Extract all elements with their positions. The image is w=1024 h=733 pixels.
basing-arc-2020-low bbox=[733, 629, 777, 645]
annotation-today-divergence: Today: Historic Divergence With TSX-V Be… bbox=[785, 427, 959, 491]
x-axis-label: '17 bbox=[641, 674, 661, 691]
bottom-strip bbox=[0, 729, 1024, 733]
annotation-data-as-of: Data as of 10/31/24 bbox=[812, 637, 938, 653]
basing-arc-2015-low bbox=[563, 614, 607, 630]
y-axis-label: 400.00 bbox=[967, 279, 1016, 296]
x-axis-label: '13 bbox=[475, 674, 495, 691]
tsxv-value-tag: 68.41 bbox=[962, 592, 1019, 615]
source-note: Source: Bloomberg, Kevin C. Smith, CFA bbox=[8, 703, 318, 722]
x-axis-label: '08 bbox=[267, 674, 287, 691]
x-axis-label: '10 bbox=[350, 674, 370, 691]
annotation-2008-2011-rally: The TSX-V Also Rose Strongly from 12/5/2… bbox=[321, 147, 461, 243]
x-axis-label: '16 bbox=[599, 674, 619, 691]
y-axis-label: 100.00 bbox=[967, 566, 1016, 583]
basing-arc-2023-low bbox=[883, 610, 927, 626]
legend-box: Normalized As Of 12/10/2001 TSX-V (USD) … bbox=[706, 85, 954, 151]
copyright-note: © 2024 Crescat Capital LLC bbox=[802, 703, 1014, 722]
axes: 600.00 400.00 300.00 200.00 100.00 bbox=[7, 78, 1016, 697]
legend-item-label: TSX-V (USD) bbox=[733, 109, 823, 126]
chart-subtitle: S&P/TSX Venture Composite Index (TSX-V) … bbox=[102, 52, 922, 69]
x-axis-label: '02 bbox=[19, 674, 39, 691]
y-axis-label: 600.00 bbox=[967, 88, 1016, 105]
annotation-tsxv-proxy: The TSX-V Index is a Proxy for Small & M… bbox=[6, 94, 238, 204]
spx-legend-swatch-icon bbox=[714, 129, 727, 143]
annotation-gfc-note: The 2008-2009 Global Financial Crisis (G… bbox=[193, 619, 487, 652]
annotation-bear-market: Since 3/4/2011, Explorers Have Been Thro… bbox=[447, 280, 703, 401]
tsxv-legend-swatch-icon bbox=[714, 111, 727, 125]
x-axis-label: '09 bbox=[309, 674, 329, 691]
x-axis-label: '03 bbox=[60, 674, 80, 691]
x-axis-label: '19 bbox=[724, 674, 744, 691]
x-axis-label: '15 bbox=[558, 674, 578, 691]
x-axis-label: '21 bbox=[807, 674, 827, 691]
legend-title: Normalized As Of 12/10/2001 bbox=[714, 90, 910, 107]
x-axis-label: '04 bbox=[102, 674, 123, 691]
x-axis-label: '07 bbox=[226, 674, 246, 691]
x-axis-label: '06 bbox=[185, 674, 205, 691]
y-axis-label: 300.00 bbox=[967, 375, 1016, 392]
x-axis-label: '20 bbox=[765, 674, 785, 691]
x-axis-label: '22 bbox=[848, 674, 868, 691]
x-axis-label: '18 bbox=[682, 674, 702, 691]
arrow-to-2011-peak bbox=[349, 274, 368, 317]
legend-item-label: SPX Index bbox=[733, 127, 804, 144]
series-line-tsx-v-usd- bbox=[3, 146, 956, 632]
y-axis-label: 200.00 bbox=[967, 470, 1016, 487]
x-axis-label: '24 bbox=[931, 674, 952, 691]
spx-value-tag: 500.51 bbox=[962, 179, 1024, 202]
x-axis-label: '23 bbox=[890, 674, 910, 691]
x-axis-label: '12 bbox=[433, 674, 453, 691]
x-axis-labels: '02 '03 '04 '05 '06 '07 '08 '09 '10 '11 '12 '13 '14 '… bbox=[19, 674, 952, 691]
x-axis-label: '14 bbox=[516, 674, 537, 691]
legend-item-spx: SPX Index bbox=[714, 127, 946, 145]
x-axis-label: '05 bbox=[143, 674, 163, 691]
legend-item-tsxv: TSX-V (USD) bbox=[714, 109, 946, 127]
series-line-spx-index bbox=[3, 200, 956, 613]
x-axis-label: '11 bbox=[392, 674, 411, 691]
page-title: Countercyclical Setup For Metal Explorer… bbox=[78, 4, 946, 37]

### Set task
Reproduce every line of the entries above verbatim, without altering any character.

### Full output
Extract all elements with their positions. The image is w=1024 h=733 pixels.
basing-arc-2020-low bbox=[733, 629, 777, 645]
annotation-today-divergence: Today: Historic Divergence With TSX-V Be… bbox=[785, 427, 959, 491]
x-axis-label: '17 bbox=[641, 674, 661, 691]
bottom-strip bbox=[0, 729, 1024, 733]
annotation-data-as-of: Data as of 10/31/24 bbox=[812, 637, 938, 653]
basing-arc-2015-low bbox=[563, 614, 607, 630]
y-axis-label: 400.00 bbox=[967, 279, 1016, 296]
x-axis-label: '13 bbox=[475, 674, 495, 691]
tsxv-value-tag: 68.41 bbox=[962, 592, 1019, 615]
source-note: Source: Bloomberg, Kevin C. Smith, CFA bbox=[8, 703, 318, 722]
x-axis-label: '08 bbox=[267, 674, 287, 691]
x-axis-label: '10 bbox=[350, 674, 370, 691]
annotation-2008-2011-rally: The TSX-V Also Rose Strongly from 12/5/2… bbox=[321, 147, 461, 243]
x-axis-label: '16 bbox=[599, 674, 619, 691]
y-axis-label: 100.00 bbox=[967, 566, 1016, 583]
basing-arc-2023-low bbox=[883, 610, 927, 626]
legend-box: Normalized As Of 12/10/2001 TSX-V (USD) … bbox=[706, 85, 954, 151]
copyright-note: © 2024 Crescat Capital LLC bbox=[802, 703, 1014, 722]
axes: 600.00 400.00 300.00 200.00 100.00 bbox=[7, 78, 1016, 697]
legend-item-label: TSX-V (USD) bbox=[733, 109, 823, 126]
chart-subtitle: S&P/TSX Venture Composite Index (TSX-V) … bbox=[102, 52, 922, 69]
x-axis-label: '02 bbox=[19, 674, 39, 691]
y-axis-label: 600.00 bbox=[967, 88, 1016, 105]
annotation-tsxv-proxy: The TSX-V Index is a Proxy for Small & M… bbox=[6, 94, 238, 204]
spx-legend-swatch-icon bbox=[714, 129, 727, 143]
annotation-gfc-note: The 2008-2009 Global Financial Crisis (G… bbox=[193, 619, 487, 652]
annotation-bear-market: Since 3/4/2011, Explorers Have Been Thro… bbox=[447, 280, 703, 401]
tsxv-legend-swatch-icon bbox=[714, 111, 727, 125]
x-axis-label: '09 bbox=[309, 674, 329, 691]
x-axis-label: '03 bbox=[60, 674, 80, 691]
x-axis-label: '19 bbox=[724, 674, 744, 691]
x-axis-label: '15 bbox=[558, 674, 578, 691]
x-axis-label: '21 bbox=[807, 674, 827, 691]
legend-title: Normalized As Of 12/10/2001 bbox=[714, 90, 910, 107]
x-axis-label: '04 bbox=[102, 674, 123, 691]
x-axis-label: '07 bbox=[226, 674, 246, 691]
x-axis-label: '06 bbox=[185, 674, 205, 691]
y-axis-label: 300.00 bbox=[967, 375, 1016, 392]
x-axis-label: '20 bbox=[765, 674, 785, 691]
x-axis-label: '22 bbox=[848, 674, 868, 691]
x-axis-label: '18 bbox=[682, 674, 702, 691]
arrow-to-2011-peak bbox=[349, 274, 368, 317]
legend-item-label: SPX Index bbox=[733, 127, 804, 144]
series-line-tsx-v-usd- bbox=[3, 146, 956, 632]
y-axis-label: 200.00 bbox=[967, 470, 1016, 487]
x-axis-label: '24 bbox=[931, 674, 952, 691]
spx-value-tag: 500.51 bbox=[962, 179, 1024, 202]
x-axis-label: '23 bbox=[890, 674, 910, 691]
x-axis-label: '12 bbox=[433, 674, 453, 691]
x-axis-labels: '02 '03 '04 '05 '06 '07 '08 '09 '10 '11 '12 '13 '14 '… bbox=[19, 674, 952, 691]
x-axis-label: '14 bbox=[516, 674, 537, 691]
legend-item-spx: SPX Index bbox=[714, 127, 946, 145]
x-axis-label: '05 bbox=[143, 674, 163, 691]
legend-item-tsxv: TSX-V (USD) bbox=[714, 109, 946, 127]
series-line-spx-index bbox=[3, 200, 956, 613]
x-axis-label: '11 bbox=[392, 674, 411, 691]
page-title: Countercyclical Setup For Metal Explorer… bbox=[78, 4, 946, 37]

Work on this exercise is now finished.